Since then, U.S. weapons labs report that their science-based stockpile stewardship program gives them greater confidence in their ability to maintain the reliability of the U.S. arsenal than during the era of nuclear explosive testing. And the global system for monitoring compliance with the nuclear test ban treaty, which unproven in 1999, is now more than 90 percent complete and its capabilities have surpassed original projections. As former president Reagan’s Secretary of State George Shultz once said: “Republican senators might have been right voting against [the CTBT] some years ago, but they would be right voting for it now.”

The current U.S. Secretary of State Rex Tillerson wrote in his responses to questions from his January confirmation hearing, “I think the [nuclear test] moratorium has served us well.”

Certainly, all countries, including the United States and the rest of the remaining states, have benefited from the ban on nuclear testing established by the treaty. But without ratification of the nuclear test ban treaty by Washington and other key states, the door to the resumption of nuclear testing remains open, and the long-term legal and operational basis of the treaty, and international nuclear nonproliferation and disarmament regime as a whole, cannot be considered complete and effective.

Furthermore, without action toward reconsideration and ratification of the treaty by the United States and other remaining states, disappointment of many states will only grow as we approach the important NPT Review Conference in 2020.

Stagnation in the process of entry into force of the nuclear test ban treaty was one of the reasons that prompted many states to seek alternative ways such as separate negotiation on a legally-binding instrument to prohibit nuclear weapons altogether even in circumvention of the 2010 NPT Action Plan providing that nuclear disarmament should be implemented in a way that promotes international stability, peace and security, and based on the principle of undiminished and increased security for all.

**CHECK YOUR UNDERSTANDING**:
A: Translate into Spanish this sentence from the passage on the nuclear test ban treaty: "Certainly, all countries, including the United States and the rest of the remaining states, have benefited from the ban on nuclear testing established by the treaty."
B: Reproduce the passage on the nuclear test ban treaty from "Furthermore, without action" up to and including "Conference in 2020.".
C: Extend the passage on the nuclear test ban treaty beyond its final sentence.
The records have no connection to the passage on the nuclear test ban treaty.

**INFORMATION SHOWN**:
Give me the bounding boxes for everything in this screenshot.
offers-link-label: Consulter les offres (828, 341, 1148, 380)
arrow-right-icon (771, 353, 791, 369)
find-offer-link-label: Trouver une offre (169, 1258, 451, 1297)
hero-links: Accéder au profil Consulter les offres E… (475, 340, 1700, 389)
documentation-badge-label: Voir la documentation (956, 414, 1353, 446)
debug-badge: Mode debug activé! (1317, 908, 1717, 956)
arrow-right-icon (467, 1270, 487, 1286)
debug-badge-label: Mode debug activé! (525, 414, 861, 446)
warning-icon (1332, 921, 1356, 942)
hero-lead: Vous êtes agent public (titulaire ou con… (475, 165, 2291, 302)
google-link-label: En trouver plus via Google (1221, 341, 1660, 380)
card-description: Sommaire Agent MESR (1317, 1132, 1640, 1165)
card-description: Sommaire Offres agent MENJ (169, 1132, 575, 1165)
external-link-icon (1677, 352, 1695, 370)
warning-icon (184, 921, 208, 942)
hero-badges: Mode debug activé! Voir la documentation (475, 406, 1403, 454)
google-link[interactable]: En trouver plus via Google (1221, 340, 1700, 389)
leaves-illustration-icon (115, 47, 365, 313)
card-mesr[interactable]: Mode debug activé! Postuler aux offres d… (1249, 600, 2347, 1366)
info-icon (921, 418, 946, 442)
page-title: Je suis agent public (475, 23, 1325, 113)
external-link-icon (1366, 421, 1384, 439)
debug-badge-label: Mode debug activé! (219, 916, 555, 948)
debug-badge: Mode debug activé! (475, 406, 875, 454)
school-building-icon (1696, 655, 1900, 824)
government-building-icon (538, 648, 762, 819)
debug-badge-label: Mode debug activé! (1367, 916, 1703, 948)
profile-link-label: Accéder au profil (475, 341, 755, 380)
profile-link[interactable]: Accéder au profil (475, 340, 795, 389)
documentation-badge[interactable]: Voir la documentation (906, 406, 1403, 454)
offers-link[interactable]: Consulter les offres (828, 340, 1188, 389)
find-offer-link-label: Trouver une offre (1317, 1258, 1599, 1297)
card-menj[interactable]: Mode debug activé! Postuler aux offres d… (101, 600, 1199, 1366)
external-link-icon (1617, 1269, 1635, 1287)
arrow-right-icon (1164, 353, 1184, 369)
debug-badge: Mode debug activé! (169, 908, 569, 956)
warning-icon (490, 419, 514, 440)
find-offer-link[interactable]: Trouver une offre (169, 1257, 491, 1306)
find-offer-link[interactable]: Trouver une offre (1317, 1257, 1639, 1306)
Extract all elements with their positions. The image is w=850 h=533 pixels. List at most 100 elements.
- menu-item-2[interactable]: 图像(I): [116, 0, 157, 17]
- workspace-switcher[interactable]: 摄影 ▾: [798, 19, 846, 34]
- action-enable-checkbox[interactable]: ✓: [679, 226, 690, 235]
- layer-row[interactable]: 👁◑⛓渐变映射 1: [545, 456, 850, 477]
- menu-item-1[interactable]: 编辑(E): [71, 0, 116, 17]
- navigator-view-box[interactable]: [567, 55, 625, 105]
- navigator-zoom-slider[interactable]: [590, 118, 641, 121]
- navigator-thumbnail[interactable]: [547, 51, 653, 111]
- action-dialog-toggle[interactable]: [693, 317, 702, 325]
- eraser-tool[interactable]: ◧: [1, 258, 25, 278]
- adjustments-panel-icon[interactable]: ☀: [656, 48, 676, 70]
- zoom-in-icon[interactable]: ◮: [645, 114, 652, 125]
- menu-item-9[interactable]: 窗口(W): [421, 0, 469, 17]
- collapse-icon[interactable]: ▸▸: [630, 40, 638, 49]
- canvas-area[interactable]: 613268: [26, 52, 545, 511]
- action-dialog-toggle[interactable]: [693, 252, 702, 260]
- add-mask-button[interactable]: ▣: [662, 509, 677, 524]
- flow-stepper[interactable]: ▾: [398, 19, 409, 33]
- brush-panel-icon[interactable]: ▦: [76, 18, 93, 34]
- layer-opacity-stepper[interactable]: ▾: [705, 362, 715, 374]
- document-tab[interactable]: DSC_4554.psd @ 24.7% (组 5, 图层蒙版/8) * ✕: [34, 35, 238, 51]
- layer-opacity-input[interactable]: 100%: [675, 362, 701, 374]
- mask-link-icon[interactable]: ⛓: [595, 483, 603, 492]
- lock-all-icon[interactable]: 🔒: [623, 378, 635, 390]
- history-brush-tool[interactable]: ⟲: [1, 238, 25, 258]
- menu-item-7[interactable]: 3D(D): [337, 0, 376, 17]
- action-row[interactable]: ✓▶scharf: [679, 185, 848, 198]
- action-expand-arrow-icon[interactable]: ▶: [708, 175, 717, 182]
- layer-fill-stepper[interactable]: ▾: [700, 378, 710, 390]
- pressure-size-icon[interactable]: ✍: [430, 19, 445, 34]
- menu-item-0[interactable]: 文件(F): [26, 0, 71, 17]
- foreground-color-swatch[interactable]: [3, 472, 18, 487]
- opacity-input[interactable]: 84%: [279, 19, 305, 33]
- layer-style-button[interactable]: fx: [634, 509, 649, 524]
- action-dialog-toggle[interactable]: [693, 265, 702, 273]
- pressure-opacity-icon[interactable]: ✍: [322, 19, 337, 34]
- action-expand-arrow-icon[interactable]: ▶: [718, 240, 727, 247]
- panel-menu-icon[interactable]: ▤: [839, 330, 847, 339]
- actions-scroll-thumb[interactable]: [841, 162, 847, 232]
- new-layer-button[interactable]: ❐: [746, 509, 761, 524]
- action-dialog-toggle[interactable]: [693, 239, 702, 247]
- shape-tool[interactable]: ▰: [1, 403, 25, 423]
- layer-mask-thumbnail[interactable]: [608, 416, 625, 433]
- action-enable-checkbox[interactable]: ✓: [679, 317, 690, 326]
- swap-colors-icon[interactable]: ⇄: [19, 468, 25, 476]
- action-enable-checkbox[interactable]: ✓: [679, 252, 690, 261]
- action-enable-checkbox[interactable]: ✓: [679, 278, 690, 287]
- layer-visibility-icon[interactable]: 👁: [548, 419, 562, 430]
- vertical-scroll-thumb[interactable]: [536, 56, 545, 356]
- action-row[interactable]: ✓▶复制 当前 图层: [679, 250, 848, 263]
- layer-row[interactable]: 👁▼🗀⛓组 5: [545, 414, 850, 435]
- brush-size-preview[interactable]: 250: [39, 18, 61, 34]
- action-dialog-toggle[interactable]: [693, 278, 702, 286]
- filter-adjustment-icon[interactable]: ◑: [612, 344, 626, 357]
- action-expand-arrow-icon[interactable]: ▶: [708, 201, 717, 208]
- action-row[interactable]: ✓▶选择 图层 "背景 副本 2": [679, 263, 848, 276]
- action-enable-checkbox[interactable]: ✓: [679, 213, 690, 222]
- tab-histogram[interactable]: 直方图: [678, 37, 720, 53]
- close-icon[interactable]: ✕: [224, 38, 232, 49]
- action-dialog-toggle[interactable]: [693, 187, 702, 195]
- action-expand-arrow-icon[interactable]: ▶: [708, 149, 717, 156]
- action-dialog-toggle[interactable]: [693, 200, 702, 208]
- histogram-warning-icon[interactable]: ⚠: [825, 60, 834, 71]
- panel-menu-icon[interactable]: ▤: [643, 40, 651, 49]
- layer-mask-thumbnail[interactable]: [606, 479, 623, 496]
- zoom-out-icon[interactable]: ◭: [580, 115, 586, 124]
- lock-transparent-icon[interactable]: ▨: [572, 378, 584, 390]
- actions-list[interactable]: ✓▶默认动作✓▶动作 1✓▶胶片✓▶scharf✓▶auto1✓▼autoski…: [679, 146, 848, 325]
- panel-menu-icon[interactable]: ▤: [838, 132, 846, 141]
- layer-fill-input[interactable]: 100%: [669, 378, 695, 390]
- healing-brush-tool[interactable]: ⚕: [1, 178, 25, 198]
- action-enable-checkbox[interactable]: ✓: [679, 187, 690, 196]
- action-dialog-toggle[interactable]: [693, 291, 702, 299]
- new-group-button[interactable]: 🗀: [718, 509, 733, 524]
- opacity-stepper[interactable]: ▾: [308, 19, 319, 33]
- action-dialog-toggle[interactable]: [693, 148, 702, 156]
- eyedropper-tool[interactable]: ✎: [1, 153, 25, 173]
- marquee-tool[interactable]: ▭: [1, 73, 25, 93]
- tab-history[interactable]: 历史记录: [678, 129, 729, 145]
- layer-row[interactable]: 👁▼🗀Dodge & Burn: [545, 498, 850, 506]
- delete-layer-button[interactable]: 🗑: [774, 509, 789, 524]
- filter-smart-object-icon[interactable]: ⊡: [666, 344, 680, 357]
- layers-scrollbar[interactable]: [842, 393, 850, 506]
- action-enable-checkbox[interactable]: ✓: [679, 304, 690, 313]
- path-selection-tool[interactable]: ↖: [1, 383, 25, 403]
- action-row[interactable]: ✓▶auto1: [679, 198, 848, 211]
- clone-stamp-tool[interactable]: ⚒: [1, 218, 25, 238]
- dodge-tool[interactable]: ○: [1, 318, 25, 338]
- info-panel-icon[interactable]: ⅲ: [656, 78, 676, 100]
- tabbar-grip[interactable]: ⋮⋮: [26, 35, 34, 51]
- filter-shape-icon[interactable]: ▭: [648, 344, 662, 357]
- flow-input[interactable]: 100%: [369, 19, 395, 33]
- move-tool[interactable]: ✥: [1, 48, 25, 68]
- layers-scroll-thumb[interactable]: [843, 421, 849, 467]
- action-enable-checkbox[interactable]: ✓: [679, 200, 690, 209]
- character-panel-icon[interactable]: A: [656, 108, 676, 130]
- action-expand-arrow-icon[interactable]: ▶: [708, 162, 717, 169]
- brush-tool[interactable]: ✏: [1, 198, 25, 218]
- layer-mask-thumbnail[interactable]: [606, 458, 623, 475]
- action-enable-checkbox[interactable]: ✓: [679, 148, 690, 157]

**RESULTS OF THE EXERCISE**:
A: Ciertamente, todos los países, incluidos los Estados Unidos y el resto de los Estados restantes, se han beneficiado de la prohibición de los ensayos nucleares establecida por el tratado.

B:
Furthermore, without action toward reconsideration and ratification of the treaty by the United States and other remaining states, disappointment of many states will only grow as we approach the important NPT Review Conference in 2020.

C:
Ratification of the test ban treaty by Washington, as well as other hold-out states, could help address the perception of a disarmament “gap” and help provide renewed momentum and strength to the disarmament and nonproliferation enterprise and the Nuclear Nonproliferation Treaty.

For China, political support for the test ban treaty over the past 20 years has been strong, and we have seen an increased level of technical engagement and cooperation with the Preparatory Commission for the CTBTO on verification issues in the past few years, including the transmission of data from its monitoring facilities and the first certification of a Chinese facility last December. Ratification of the nuclear test ban treaty is an opportunity for China to reaffirm its growing leadership in nuclear issues.

Continued nuclear weapons testing by North Korea would run counter to the global norm against nuclear testing and complicate progress toward the treaty entry into force. A comprehensive settlement of the situation on the Korean Peninsula should include a North Korean pledge to halt further nuclear testing.

India and Pakistan could advance the cause of nuclear disarmament, substantially ease regional tensions, and improve their standing in international nuclear fora by converting their nearly two decade-long unilateral test moratoria into legally binding commitments to end nuclear testing through the test ban treaty.

Ratification of the nuclear test ban treaty by key states in the tumultuous Middle East—namely Egypt, Iran, and Israel — should be considered as an integral part of establishing a zone free of nuclear weapons and other weapons of mass destruction in the Middle East that will enhance peace and security in the region and strengthen the global non-proliferation regime.

Some two decades after the conclusion of the nuclear test ban treaty, now is time for the world’s leading states to come together, once again, to finish what we started. The ongoing global effort to reduce nuclear dangers and our collective security depends on bringing the treaty into force so that we have an enduring baseline for predictability in strategic relations.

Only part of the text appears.